■ SET PROBLEM ■
Below are entries. Pull out all lines containing "this".

■ STORED ROWS ■
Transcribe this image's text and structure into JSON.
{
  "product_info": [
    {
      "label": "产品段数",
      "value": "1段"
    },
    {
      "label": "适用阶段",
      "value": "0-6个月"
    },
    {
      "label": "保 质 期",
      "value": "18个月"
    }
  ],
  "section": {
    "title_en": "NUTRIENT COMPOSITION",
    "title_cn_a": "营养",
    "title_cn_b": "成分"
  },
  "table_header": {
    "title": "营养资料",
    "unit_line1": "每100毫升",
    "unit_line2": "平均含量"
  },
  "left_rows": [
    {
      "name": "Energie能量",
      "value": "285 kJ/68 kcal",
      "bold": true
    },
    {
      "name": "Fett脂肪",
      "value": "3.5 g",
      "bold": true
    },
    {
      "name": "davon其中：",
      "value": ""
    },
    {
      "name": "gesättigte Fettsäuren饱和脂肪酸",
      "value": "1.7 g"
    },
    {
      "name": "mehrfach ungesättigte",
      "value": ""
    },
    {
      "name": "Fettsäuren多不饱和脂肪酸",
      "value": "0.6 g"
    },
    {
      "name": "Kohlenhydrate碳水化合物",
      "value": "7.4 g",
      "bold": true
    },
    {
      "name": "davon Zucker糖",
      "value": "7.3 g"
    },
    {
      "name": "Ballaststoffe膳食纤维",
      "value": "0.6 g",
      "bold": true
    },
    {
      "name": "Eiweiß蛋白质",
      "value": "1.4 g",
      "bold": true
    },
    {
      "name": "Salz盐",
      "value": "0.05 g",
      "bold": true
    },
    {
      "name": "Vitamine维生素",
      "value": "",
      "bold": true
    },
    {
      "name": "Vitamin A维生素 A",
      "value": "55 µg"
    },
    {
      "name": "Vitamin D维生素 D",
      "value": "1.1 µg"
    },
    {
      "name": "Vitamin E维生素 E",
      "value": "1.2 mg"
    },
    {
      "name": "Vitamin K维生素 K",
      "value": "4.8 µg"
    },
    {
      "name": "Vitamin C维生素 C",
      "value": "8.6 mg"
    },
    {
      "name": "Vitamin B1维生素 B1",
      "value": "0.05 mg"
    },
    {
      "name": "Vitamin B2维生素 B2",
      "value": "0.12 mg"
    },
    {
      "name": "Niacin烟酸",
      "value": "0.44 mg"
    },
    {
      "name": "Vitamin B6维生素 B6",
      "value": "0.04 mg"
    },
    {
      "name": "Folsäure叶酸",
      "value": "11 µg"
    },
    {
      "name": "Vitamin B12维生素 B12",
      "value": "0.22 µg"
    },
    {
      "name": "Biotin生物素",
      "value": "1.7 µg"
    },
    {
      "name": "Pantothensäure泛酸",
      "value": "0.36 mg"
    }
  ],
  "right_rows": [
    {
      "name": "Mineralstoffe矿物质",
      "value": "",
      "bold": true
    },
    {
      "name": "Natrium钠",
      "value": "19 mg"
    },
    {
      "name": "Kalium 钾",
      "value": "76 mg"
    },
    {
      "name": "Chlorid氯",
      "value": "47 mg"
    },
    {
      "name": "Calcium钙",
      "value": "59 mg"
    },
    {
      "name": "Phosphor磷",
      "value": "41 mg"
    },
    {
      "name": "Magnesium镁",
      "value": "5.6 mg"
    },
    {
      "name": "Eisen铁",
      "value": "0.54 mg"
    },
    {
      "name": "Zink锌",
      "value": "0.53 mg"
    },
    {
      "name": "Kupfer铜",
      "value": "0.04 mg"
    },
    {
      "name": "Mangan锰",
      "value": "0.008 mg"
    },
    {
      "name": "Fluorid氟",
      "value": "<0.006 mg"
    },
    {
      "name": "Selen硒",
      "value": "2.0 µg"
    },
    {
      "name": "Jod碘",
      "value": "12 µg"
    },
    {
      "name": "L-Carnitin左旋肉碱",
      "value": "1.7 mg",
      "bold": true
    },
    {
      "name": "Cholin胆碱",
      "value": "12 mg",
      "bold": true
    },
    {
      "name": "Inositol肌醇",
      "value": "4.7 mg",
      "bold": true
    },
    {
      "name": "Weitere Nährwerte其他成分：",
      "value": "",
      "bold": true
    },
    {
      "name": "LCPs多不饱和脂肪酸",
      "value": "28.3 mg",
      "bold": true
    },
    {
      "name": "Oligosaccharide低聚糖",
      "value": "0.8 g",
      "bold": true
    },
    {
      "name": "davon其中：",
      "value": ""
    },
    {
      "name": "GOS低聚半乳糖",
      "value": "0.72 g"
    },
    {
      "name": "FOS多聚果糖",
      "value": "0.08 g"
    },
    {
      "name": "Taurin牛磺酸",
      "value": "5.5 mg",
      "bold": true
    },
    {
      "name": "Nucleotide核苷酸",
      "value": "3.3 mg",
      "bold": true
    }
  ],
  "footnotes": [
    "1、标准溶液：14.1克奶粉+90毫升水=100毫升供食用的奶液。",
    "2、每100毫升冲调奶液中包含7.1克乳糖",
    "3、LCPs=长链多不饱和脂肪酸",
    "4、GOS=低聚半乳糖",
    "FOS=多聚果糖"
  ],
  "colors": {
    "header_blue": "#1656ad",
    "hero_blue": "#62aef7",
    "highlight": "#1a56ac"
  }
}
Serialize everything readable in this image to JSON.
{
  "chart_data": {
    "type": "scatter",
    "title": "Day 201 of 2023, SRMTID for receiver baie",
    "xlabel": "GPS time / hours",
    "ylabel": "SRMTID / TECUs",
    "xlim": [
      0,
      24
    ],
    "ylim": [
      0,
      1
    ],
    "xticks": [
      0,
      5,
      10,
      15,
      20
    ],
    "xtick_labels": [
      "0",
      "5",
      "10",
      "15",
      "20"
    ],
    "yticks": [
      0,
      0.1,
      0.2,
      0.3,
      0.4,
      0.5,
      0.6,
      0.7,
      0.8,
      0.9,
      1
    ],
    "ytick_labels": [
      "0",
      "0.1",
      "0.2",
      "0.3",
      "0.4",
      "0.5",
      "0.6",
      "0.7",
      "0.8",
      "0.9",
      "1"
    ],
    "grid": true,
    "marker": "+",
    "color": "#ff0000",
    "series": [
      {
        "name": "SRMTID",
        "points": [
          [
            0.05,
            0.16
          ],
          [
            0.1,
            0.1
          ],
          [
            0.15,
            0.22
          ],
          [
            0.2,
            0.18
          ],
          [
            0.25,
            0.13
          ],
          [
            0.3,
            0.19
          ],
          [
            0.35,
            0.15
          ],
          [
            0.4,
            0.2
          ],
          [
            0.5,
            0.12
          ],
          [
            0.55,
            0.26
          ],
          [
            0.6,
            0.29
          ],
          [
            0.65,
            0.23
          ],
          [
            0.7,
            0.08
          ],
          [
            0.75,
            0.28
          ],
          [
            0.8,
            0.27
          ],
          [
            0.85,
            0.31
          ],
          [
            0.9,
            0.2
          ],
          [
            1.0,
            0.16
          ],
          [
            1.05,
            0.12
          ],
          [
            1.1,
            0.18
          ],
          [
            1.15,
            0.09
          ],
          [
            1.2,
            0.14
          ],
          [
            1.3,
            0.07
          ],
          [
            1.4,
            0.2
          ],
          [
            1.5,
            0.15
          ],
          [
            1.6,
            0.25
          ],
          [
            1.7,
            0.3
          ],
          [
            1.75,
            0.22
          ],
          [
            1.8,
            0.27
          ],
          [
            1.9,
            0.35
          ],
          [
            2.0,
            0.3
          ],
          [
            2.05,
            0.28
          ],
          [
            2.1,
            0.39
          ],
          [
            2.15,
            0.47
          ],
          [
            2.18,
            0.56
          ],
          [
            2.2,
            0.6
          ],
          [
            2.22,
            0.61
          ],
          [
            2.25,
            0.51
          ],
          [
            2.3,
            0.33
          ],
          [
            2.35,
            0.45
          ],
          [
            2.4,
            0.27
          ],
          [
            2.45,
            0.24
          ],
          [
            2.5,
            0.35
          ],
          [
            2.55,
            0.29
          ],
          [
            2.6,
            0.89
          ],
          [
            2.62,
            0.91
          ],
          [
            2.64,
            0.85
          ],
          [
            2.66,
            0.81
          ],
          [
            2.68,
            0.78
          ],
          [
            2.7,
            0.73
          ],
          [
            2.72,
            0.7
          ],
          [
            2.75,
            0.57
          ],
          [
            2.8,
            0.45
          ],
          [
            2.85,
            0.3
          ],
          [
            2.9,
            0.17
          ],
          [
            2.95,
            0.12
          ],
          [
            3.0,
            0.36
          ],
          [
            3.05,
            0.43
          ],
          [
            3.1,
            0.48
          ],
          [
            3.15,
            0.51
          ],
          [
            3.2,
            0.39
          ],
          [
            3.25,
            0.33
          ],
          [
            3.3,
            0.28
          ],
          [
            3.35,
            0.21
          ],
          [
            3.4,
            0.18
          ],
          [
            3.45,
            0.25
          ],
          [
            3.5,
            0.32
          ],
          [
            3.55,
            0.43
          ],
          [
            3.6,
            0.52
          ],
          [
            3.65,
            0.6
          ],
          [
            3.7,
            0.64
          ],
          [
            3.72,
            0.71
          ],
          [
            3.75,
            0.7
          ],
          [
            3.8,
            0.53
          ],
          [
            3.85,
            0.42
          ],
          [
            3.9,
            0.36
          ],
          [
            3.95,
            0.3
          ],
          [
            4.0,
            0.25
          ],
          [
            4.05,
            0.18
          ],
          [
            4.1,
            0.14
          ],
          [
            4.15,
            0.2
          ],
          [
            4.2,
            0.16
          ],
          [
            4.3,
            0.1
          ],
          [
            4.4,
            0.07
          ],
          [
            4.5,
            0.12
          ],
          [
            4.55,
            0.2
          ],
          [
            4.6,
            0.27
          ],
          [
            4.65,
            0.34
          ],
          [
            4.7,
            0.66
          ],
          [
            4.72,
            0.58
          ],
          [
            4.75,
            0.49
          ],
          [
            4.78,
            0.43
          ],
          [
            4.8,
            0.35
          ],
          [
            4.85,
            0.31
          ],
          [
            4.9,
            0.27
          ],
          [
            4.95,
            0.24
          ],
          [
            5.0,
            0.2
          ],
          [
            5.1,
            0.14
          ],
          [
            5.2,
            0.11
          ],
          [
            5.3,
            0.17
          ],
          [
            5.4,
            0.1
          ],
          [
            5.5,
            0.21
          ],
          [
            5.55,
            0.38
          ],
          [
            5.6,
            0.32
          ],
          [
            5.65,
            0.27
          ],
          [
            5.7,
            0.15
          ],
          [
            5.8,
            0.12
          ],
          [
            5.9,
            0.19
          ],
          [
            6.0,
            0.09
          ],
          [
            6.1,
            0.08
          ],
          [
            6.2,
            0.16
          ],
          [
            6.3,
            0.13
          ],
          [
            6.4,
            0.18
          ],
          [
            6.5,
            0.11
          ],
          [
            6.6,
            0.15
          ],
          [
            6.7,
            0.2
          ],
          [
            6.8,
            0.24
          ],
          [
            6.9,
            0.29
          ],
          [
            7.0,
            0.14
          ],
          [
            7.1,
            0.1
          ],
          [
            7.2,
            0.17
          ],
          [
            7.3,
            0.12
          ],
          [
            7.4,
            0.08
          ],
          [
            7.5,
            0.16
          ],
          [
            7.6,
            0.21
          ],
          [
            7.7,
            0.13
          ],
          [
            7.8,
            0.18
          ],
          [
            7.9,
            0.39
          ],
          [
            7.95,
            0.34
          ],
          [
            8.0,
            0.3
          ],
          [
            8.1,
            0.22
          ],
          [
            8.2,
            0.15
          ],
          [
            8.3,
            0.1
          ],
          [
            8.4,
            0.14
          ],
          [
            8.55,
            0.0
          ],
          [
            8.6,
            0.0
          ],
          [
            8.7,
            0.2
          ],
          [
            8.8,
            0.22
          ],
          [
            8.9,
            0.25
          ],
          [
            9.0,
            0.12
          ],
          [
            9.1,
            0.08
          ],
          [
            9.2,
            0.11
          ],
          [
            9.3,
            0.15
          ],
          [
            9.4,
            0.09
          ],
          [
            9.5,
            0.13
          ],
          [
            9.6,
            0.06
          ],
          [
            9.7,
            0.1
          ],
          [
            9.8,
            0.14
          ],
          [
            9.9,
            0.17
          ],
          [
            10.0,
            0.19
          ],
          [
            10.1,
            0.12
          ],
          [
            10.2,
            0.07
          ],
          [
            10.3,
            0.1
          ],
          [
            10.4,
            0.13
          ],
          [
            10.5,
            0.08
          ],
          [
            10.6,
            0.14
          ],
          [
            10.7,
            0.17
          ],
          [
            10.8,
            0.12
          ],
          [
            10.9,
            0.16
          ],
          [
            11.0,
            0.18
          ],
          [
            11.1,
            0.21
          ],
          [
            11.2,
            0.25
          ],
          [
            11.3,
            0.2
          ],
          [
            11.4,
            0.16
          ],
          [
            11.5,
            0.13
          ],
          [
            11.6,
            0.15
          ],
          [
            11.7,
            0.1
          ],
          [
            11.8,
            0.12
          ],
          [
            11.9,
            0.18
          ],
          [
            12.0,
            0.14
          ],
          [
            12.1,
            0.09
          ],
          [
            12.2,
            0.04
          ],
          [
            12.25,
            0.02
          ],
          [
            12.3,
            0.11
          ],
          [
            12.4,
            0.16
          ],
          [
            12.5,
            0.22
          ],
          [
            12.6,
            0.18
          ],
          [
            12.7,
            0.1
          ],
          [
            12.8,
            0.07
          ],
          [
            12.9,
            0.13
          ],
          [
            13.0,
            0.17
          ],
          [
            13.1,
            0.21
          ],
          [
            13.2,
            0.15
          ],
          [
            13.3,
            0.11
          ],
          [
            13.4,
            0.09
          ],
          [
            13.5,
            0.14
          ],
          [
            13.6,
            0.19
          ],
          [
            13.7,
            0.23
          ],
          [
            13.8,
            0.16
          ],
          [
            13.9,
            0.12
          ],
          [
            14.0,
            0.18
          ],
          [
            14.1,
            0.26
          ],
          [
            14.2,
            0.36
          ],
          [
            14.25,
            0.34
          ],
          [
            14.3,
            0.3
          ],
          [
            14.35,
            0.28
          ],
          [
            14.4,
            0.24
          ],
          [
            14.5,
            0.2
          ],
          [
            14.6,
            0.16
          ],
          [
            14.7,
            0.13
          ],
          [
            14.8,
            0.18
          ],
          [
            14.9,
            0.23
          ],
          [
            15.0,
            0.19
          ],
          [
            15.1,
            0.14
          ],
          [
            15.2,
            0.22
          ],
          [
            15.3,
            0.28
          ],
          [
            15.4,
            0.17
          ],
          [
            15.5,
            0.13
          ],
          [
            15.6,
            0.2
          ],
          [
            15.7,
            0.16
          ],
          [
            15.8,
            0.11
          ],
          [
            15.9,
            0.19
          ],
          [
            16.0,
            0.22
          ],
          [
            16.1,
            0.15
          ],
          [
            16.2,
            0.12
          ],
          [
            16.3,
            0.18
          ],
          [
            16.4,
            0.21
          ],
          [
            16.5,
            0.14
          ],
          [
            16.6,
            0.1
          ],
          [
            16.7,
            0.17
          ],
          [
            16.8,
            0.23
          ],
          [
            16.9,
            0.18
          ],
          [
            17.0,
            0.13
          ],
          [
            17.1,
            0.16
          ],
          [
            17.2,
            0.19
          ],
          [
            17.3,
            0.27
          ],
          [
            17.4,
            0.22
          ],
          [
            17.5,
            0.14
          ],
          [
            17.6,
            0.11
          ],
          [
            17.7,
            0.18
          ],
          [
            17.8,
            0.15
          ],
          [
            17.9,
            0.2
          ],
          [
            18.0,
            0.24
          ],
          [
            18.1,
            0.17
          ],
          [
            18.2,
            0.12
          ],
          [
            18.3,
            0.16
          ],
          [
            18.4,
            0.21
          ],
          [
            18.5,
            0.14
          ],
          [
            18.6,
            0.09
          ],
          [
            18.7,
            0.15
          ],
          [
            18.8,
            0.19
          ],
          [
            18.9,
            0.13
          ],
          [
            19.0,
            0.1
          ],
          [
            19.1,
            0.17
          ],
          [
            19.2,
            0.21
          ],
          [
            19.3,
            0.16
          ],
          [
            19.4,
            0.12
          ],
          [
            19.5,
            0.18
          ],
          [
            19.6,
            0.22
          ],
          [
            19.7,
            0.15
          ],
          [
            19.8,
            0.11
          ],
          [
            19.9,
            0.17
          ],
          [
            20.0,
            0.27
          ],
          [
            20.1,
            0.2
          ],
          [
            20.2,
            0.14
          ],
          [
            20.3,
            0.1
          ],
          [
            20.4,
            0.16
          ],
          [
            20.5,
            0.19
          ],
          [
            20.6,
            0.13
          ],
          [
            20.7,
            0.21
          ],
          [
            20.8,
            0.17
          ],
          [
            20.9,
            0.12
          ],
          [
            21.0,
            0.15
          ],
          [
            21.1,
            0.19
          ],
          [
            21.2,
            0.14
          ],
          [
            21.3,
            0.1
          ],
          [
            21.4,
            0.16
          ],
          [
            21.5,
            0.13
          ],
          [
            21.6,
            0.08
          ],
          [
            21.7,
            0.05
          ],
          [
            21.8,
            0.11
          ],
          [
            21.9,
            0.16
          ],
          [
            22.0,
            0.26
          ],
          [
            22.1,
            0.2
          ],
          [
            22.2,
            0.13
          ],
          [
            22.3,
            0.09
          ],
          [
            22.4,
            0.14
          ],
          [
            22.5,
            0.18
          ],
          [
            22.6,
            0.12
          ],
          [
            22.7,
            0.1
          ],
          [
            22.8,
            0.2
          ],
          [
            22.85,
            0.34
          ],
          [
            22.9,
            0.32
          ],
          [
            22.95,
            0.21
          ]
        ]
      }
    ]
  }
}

■ ANSWER IN FULL ■
Transcribe this image's text and structure into JSON.
Serialize everything readable in this image to JSON.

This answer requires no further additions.